▸ Task directions
Copy out each line in the material below that has the word "name".

Data entries

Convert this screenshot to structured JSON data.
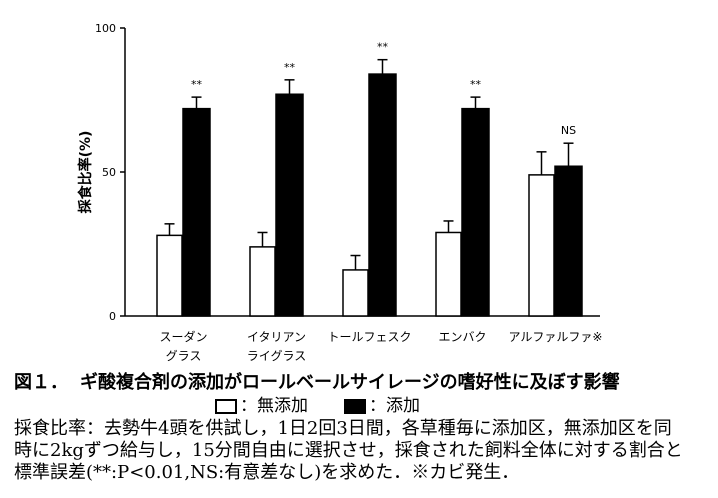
{
  "chart_data": {
    "type": "bar",
    "categories": [
      [
        "スーダン",
        "グラス"
      ],
      [
        "イタリアン",
        "ライグラス"
      ],
      [
        "トールフェスク"
      ],
      [
        "エンバク"
      ],
      [
        "アルファルファ※"
      ]
    ],
    "series": [
      {
        "name": "無添加",
        "values": [
          28,
          24,
          16,
          29,
          49
        ],
        "errors": [
          4,
          5,
          5,
          4,
          8
        ],
        "color": "#ffffff"
      },
      {
        "name": "添加",
        "values": [
          72,
          77,
          84,
          72,
          52
        ],
        "errors": [
          4,
          5,
          5,
          4,
          8
        ],
        "color": "#000000"
      }
    ],
    "significance": [
      "**",
      "**",
      "**",
      "**",
      "NS"
    ],
    "xlabel": "",
    "ylabel": "採食比率(%)",
    "ylim": [
      0,
      100
    ],
    "yticks": [
      0,
      50,
      100
    ],
    "grid": false,
    "legend": "bottom"
  },
  "caption": {
    "figure_label": "図１．",
    "title": "ギ酸複合剤の添加がロールベールサイレージの嗜好性に及ぼす影響",
    "legend_separator": "：",
    "notes": [
      "採食比率：去勢牛4頭を供試し，1日2回3日間，各草種毎に添加区，無添加区を同",
      "時に2kgずつ給与し，15分間自由に選択させ，採食された飼料全体に対する割合と",
      "標準誤差(**:P<0.01,NS:有意差なし)を求めた．※カビ発生．"
    ]
  }
}
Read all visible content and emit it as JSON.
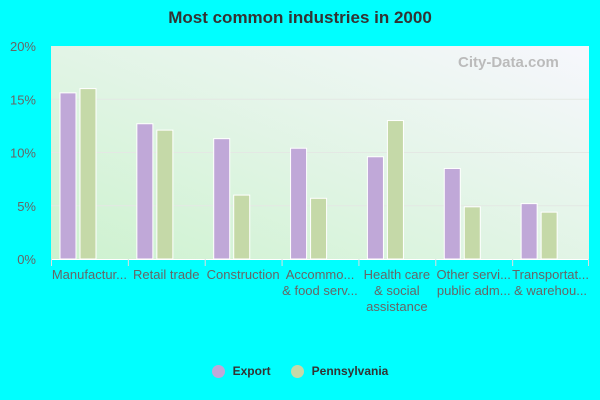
{
  "chart_data": {
    "type": "bar",
    "title": "Most common industries in 2000",
    "categories": [
      [
        "Manufactur..."
      ],
      [
        "Retail trade"
      ],
      [
        "Construction"
      ],
      [
        "Accommo...",
        "& food serv..."
      ],
      [
        "Health care",
        "& social",
        "assistance"
      ],
      [
        "Other servi...",
        "public adm..."
      ],
      [
        "Transportat...",
        "& warehou..."
      ]
    ],
    "series": [
      {
        "name": "Export",
        "color": "#c0a8d8",
        "values": [
          15.6,
          12.7,
          11.3,
          10.4,
          9.6,
          8.5,
          5.2
        ]
      },
      {
        "name": "Pennsylvania",
        "color": "#c5d9a8",
        "values": [
          16.0,
          12.1,
          6.0,
          5.7,
          13.0,
          4.9,
          4.4
        ]
      }
    ],
    "ylim": [
      0,
      20
    ],
    "yticks": [
      "0%",
      "5%",
      "10%",
      "15%",
      "20%"
    ],
    "grid": true,
    "legend": "bottom",
    "watermark": "City-Data.com"
  }
}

▸ Exercise output
        "name": "無添加",
        "name": "添加",
        "name": "Export",
        "name": "Pennsylvania",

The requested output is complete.